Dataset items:
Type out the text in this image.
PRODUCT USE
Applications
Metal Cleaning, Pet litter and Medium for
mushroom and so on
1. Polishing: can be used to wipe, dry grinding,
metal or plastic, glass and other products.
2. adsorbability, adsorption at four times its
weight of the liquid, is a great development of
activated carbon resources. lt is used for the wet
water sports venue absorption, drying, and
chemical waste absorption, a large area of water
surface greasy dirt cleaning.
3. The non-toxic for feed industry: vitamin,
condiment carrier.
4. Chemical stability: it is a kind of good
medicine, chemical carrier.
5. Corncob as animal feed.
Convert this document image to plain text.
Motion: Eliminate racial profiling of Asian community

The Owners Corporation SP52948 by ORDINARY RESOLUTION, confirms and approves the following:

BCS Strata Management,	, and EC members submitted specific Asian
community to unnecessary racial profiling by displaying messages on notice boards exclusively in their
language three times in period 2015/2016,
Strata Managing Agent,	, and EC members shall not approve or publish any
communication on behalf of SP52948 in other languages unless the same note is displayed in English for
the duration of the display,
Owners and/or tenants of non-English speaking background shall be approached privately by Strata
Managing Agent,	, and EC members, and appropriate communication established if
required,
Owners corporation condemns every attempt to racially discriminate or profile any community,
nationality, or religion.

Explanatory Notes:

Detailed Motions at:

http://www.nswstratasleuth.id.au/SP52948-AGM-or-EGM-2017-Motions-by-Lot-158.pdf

(PROBLEM TO SOLVE) List each line of the entries that holds the string "used".

(WRITTEN RESPONSE)
1. Polishing: can be used to wipe, dry grinding,
activated carbon resources. lt is used for the wet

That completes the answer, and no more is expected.